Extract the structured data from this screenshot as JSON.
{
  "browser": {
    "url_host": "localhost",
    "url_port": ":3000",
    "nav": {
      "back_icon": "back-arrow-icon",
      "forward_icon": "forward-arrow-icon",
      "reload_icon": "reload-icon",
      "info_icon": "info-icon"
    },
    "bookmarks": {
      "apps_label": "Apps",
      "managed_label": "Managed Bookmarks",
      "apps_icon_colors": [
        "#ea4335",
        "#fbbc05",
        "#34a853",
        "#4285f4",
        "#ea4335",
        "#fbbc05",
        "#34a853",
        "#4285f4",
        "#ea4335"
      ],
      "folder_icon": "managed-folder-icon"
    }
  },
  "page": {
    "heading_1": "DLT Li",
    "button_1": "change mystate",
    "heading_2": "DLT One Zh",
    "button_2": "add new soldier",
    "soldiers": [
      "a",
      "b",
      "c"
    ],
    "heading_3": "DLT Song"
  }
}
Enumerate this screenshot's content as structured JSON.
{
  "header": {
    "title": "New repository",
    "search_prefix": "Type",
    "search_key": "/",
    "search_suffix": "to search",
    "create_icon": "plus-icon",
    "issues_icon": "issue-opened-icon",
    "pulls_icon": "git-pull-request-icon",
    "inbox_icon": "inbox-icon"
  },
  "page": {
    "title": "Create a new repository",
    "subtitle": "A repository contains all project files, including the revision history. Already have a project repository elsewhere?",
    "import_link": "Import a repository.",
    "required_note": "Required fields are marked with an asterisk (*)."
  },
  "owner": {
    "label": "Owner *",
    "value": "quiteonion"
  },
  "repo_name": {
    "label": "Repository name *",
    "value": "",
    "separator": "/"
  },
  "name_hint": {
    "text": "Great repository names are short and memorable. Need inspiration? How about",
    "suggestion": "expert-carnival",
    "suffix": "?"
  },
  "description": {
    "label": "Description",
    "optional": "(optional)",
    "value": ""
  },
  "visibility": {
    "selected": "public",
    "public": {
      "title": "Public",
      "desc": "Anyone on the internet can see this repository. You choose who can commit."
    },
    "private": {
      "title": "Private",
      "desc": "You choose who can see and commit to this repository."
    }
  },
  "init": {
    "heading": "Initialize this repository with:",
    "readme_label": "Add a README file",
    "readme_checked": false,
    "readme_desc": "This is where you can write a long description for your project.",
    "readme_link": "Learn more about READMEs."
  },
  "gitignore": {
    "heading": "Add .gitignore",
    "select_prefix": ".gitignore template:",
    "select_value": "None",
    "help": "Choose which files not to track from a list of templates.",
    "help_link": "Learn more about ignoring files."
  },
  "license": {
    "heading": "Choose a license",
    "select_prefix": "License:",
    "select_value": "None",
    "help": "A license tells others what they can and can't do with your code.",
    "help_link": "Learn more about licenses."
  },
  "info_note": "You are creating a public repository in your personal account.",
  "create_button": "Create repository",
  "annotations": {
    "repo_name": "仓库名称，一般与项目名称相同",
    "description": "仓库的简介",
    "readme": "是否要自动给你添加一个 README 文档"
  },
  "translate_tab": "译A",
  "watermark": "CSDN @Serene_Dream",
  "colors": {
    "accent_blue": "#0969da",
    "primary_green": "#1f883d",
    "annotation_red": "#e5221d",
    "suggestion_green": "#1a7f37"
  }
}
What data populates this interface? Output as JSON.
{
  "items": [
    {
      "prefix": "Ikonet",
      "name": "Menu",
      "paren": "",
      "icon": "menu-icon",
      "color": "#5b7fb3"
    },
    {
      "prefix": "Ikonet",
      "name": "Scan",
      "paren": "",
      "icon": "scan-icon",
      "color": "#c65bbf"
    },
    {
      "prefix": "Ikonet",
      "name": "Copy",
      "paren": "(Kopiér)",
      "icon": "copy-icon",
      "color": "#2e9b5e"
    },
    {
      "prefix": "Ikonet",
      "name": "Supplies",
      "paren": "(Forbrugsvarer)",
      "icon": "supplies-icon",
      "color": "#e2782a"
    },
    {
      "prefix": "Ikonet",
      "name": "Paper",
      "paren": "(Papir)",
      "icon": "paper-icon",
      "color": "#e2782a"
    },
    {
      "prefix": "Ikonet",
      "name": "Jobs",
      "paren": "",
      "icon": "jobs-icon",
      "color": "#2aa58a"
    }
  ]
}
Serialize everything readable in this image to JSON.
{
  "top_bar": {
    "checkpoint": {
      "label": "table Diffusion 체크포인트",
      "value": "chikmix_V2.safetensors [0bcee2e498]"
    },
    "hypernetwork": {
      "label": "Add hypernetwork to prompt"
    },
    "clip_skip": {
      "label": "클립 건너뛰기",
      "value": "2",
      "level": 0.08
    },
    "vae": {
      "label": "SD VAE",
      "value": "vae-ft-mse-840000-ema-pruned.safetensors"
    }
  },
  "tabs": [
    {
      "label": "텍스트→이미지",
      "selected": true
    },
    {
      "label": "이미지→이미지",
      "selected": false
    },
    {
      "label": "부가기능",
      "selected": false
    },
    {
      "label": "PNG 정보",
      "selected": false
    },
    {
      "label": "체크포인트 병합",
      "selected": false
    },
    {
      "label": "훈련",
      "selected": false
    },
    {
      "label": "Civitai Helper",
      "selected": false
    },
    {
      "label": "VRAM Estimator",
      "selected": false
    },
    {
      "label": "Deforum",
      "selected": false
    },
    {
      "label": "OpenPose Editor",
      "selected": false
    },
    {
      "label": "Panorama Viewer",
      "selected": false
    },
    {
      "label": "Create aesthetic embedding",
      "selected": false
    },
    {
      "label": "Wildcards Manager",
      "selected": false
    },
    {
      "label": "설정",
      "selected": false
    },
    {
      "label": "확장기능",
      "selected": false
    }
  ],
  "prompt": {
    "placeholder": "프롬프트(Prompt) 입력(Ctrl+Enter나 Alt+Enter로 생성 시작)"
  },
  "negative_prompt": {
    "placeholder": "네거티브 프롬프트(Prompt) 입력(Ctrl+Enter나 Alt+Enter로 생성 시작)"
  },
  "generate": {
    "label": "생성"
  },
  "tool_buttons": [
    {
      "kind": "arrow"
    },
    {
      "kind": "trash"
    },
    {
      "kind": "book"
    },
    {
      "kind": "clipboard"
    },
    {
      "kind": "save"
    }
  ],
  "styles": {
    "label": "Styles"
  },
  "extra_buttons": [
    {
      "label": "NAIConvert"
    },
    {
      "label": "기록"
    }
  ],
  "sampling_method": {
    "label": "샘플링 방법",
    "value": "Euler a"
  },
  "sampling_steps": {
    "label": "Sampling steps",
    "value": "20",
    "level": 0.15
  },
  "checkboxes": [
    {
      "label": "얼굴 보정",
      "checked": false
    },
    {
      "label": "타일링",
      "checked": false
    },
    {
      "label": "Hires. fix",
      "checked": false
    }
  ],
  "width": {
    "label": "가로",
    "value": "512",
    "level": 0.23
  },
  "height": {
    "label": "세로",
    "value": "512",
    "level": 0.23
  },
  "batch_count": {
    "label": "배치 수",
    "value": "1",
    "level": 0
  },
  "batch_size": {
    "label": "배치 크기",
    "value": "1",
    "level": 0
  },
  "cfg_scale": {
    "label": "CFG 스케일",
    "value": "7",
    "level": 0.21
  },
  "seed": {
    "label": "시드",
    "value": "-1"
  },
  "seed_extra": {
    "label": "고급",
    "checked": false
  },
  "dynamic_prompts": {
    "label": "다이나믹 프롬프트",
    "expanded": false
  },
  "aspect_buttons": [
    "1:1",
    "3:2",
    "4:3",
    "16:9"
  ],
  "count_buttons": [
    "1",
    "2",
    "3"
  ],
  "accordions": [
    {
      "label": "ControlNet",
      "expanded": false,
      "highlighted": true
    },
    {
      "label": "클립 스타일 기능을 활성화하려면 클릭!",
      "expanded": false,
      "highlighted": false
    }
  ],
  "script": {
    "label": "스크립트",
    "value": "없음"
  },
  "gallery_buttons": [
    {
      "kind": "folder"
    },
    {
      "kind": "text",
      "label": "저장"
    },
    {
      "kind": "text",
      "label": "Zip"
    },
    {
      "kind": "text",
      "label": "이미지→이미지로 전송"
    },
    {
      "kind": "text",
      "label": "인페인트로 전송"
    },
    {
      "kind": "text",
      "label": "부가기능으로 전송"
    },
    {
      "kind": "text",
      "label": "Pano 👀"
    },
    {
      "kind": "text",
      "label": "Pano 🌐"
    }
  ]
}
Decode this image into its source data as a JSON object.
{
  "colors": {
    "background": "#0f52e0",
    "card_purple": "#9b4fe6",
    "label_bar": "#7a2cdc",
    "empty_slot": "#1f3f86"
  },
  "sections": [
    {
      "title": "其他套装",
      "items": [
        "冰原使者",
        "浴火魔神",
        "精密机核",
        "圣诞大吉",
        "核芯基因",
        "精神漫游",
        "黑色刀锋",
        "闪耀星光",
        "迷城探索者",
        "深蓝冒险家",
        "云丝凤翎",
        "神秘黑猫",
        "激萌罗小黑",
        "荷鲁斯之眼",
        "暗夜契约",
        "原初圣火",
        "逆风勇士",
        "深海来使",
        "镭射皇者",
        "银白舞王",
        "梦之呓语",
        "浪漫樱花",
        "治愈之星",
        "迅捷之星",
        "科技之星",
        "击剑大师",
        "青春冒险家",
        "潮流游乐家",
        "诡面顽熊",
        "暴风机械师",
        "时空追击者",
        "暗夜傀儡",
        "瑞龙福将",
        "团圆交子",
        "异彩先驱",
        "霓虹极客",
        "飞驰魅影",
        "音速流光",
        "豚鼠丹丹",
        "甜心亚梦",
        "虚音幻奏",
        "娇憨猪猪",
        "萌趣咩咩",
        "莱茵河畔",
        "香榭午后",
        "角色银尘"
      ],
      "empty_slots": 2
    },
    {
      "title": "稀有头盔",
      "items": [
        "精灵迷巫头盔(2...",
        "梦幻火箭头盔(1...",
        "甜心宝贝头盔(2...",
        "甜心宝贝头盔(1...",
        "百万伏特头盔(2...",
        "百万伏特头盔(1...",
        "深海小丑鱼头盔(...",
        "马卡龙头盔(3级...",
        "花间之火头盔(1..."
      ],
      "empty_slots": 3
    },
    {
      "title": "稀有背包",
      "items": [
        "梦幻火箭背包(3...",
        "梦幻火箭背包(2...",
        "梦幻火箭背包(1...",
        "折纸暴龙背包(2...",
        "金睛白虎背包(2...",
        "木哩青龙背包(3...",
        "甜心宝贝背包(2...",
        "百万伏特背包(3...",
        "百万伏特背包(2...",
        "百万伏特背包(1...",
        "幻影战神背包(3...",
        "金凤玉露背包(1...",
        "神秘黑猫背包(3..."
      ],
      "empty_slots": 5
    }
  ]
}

◆ **GIVEN REQUEST**
Search the records for the word "Learn". Copy every line that has it.

◆ **FINAL ANSWER**
    "readme_link": "Learn more about READMEs."
    "help_link": "Learn more about ignoring files."
    "help_link": "Learn more about licenses."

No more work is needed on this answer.